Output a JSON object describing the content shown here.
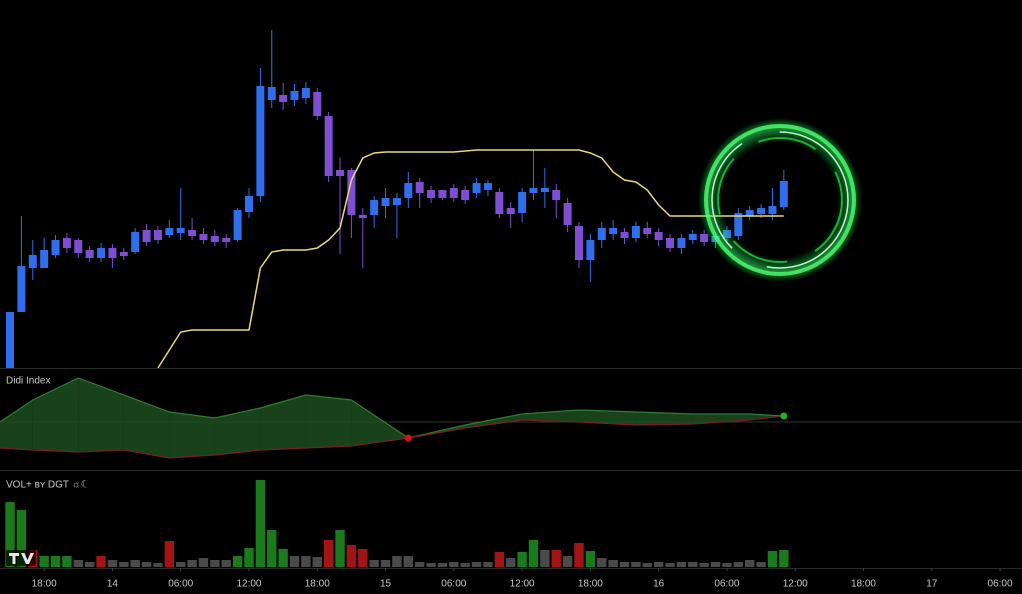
{
  "chart_data": [
    {
      "type": "candlestick",
      "xlim": [
        -0.88,
        88.93
      ],
      "ylim": [
        0,
        368
      ],
      "up_color": "#2f6fed",
      "down_color": "#7e4fd1",
      "x": [
        0,
        1,
        2,
        3,
        4,
        5,
        6,
        7,
        8,
        9,
        10,
        11,
        12,
        13,
        14,
        15,
        16,
        17,
        18,
        19,
        20,
        21,
        22,
        23,
        24,
        25,
        26,
        27,
        28,
        29,
        30,
        31,
        32,
        33,
        34,
        35,
        36,
        37,
        38,
        39,
        40,
        41,
        42,
        43,
        44,
        45,
        46,
        47,
        48,
        49,
        50,
        51,
        52,
        53,
        54,
        55,
        56,
        57,
        58,
        59,
        60,
        61,
        62,
        63,
        64,
        65,
        66,
        67,
        68
      ],
      "open": [
        0,
        56,
        100,
        100,
        113,
        130,
        128,
        118,
        110,
        120,
        116,
        116,
        138,
        138,
        133,
        135,
        138,
        134,
        132,
        130,
        128,
        156,
        172,
        268,
        273,
        268,
        270,
        276,
        252,
        198,
        198,
        153,
        153,
        162,
        163,
        170,
        186,
        178,
        178,
        180,
        178,
        175,
        178,
        176,
        160,
        155,
        175,
        176,
        178,
        165,
        142,
        108,
        128,
        134,
        136,
        130,
        140,
        136,
        130,
        120,
        128,
        134,
        126,
        130,
        132,
        152,
        154,
        154,
        161
      ],
      "high": [
        56,
        152,
        128,
        130,
        133,
        135,
        130,
        122,
        125,
        124,
        120,
        140,
        144,
        142,
        148,
        180,
        150,
        140,
        138,
        134,
        160,
        180,
        300,
        338,
        285,
        284,
        286,
        280,
        256,
        210,
        200,
        160,
        172,
        180,
        175,
        196,
        190,
        182,
        178,
        184,
        182,
        190,
        188,
        180,
        166,
        180,
        218,
        200,
        184,
        170,
        146,
        134,
        146,
        148,
        140,
        146,
        146,
        140,
        134,
        134,
        138,
        138,
        136,
        142,
        160,
        162,
        164,
        180,
        198
      ],
      "low": [
        0,
        56,
        88,
        100,
        110,
        115,
        110,
        106,
        106,
        100,
        108,
        114,
        122,
        124,
        130,
        128,
        128,
        124,
        122,
        120,
        126,
        150,
        166,
        260,
        258,
        262,
        264,
        248,
        186,
        114,
        130,
        100,
        140,
        150,
        130,
        160,
        160,
        165,
        168,
        166,
        164,
        170,
        172,
        150,
        140,
        146,
        168,
        160,
        150,
        136,
        100,
        86,
        120,
        128,
        124,
        126,
        130,
        122,
        116,
        114,
        124,
        122,
        120,
        124,
        128,
        148,
        150,
        148,
        158
      ],
      "close": [
        56,
        102,
        113,
        118,
        128,
        120,
        115,
        110,
        120,
        110,
        112,
        136,
        126,
        128,
        140,
        140,
        132,
        128,
        126,
        126,
        158,
        172,
        282,
        281,
        266,
        277,
        280,
        252,
        192,
        192,
        153,
        150,
        168,
        170,
        170,
        185,
        175,
        170,
        170,
        170,
        168,
        185,
        185,
        154,
        154,
        176,
        180,
        180,
        168,
        143,
        108,
        128,
        140,
        140,
        130,
        142,
        134,
        128,
        120,
        130,
        134,
        126,
        132,
        138,
        155,
        158,
        160,
        162,
        187
      ],
      "line": {
        "color": "#e8d87a",
        "values": [
          null,
          null,
          null,
          null,
          null,
          null,
          null,
          null,
          null,
          null,
          null,
          null,
          null,
          0,
          18,
          36,
          38,
          38,
          38,
          38,
          38,
          38,
          100,
          116,
          118,
          118,
          118,
          120,
          128,
          140,
          188,
          210,
          215,
          216,
          216,
          216,
          216,
          216,
          216,
          216,
          217,
          218,
          218,
          218,
          218,
          218,
          218,
          218,
          218,
          218,
          218,
          215,
          210,
          196,
          188,
          186,
          178,
          163,
          152,
          152,
          152,
          152,
          152,
          152,
          152,
          152,
          152,
          152,
          152
        ]
      }
    },
    {
      "type": "line",
      "title": "Didi Index",
      "xlim": [
        -0.88,
        88.93
      ],
      "ylim": [
        -48,
        54
      ],
      "x": [
        -0.88,
        2,
        6,
        10,
        14,
        18,
        22,
        26,
        30,
        35,
        40,
        45,
        50,
        55,
        60,
        65,
        68
      ],
      "series": [
        {
          "color": "#2e7d32",
          "values": [
            0,
            22,
            44,
            27,
            10,
            4,
            14,
            27,
            22,
            -16,
            -3,
            8,
            12,
            10,
            8,
            8,
            6
          ]
        },
        {
          "color": "#7a1f1f",
          "values": [
            -26,
            -28,
            -30,
            -28,
            -36,
            -33,
            -28,
            -26,
            -24,
            -16,
            -6,
            2,
            0,
            -3,
            -2,
            2,
            6
          ]
        }
      ],
      "up_fill": "#1f4d1f",
      "down_fill": "#5a1414",
      "dot_colors": [
        "#e01010",
        "#22b322"
      ]
    },
    {
      "type": "bar",
      "title": "VOL+ ʙʏ DGT ☼☾",
      "xlim": [
        -0.88,
        88.93
      ],
      "ylim": [
        0,
        97
      ],
      "x": [
        0,
        1,
        2,
        3,
        4,
        5,
        6,
        7,
        8,
        9,
        10,
        11,
        12,
        13,
        14,
        15,
        16,
        17,
        18,
        19,
        20,
        21,
        22,
        23,
        24,
        25,
        26,
        27,
        28,
        29,
        30,
        31,
        32,
        33,
        34,
        35,
        36,
        37,
        38,
        39,
        40,
        41,
        42,
        43,
        44,
        45,
        46,
        47,
        48,
        49,
        50,
        51,
        52,
        53,
        54,
        55,
        56,
        57,
        58,
        59,
        60,
        61,
        62,
        63,
        64,
        65,
        66,
        67,
        68
      ],
      "values": [
        65,
        57,
        17,
        11,
        11,
        11,
        7,
        5,
        11,
        7,
        5,
        7,
        5,
        4,
        26,
        5,
        7,
        9,
        7,
        7,
        11,
        19,
        87,
        37,
        18,
        11,
        11,
        10,
        27,
        37,
        22,
        18,
        7,
        7,
        11,
        11,
        5,
        4,
        4,
        5,
        4,
        5,
        5,
        15,
        9,
        15,
        27,
        17,
        17,
        11,
        24,
        16,
        9,
        7,
        5,
        5,
        4,
        5,
        4,
        5,
        5,
        4,
        5,
        4,
        5,
        7,
        5,
        16,
        17
      ],
      "colors": [
        "#1b7a1b",
        "#1b7a1b",
        "#a31414",
        "#1b7a1b",
        "#1b7a1b",
        "#1b7a1b",
        "#4a4a4a",
        "#4a4a4a",
        "#a31414",
        "#4a4a4a",
        "#4a4a4a",
        "#4a4a4a",
        "#4a4a4a",
        "#4a4a4a",
        "#a31414",
        "#4a4a4a",
        "#4a4a4a",
        "#4a4a4a",
        "#4a4a4a",
        "#4a4a4a",
        "#1b7a1b",
        "#1b7a1b",
        "#1b7a1b",
        "#1b7a1b",
        "#1b7a1b",
        "#4a4a4a",
        "#4a4a4a",
        "#4a4a4a",
        "#a31414",
        "#1b7a1b",
        "#a31414",
        "#a31414",
        "#4a4a4a",
        "#4a4a4a",
        "#4a4a4a",
        "#4a4a4a",
        "#4a4a4a",
        "#4a4a4a",
        "#4a4a4a",
        "#4a4a4a",
        "#4a4a4a",
        "#4a4a4a",
        "#4a4a4a",
        "#a31414",
        "#4a4a4a",
        "#1b7a1b",
        "#1b7a1b",
        "#4a4a4a",
        "#a31414",
        "#4a4a4a",
        "#a31414",
        "#1b7a1b",
        "#4a4a4a",
        "#4a4a4a",
        "#4a4a4a",
        "#4a4a4a",
        "#4a4a4a",
        "#4a4a4a",
        "#4a4a4a",
        "#4a4a4a",
        "#4a4a4a",
        "#4a4a4a",
        "#4a4a4a",
        "#4a4a4a",
        "#4a4a4a",
        "#4a4a4a",
        "#4a4a4a",
        "#1b7a1b",
        "#1b7a1b"
      ],
      "xticks": [
        {
          "value": 3,
          "label": "18:00"
        },
        {
          "value": 9,
          "label": "14"
        },
        {
          "value": 15,
          "label": "06:00"
        },
        {
          "value": 21,
          "label": "12:00"
        },
        {
          "value": 27,
          "label": "18:00"
        },
        {
          "value": 33,
          "label": "15"
        },
        {
          "value": 39,
          "label": "06:00"
        },
        {
          "value": 45,
          "label": "12:00"
        },
        {
          "value": 51,
          "label": "18:00"
        },
        {
          "value": 57,
          "label": "16"
        },
        {
          "value": 63,
          "label": "06:00"
        },
        {
          "value": 69,
          "label": "12:00"
        },
        {
          "value": 75,
          "label": "18:00"
        },
        {
          "value": 81,
          "label": "17"
        },
        {
          "value": 87,
          "label": "06:00"
        }
      ]
    }
  ]
}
=-=-=
PROBLEM STATEMENT: Gather all lines where the word "type" appears.

REPLY:
      "type": "candlestick",
      "type": "line",
      "type": "bar",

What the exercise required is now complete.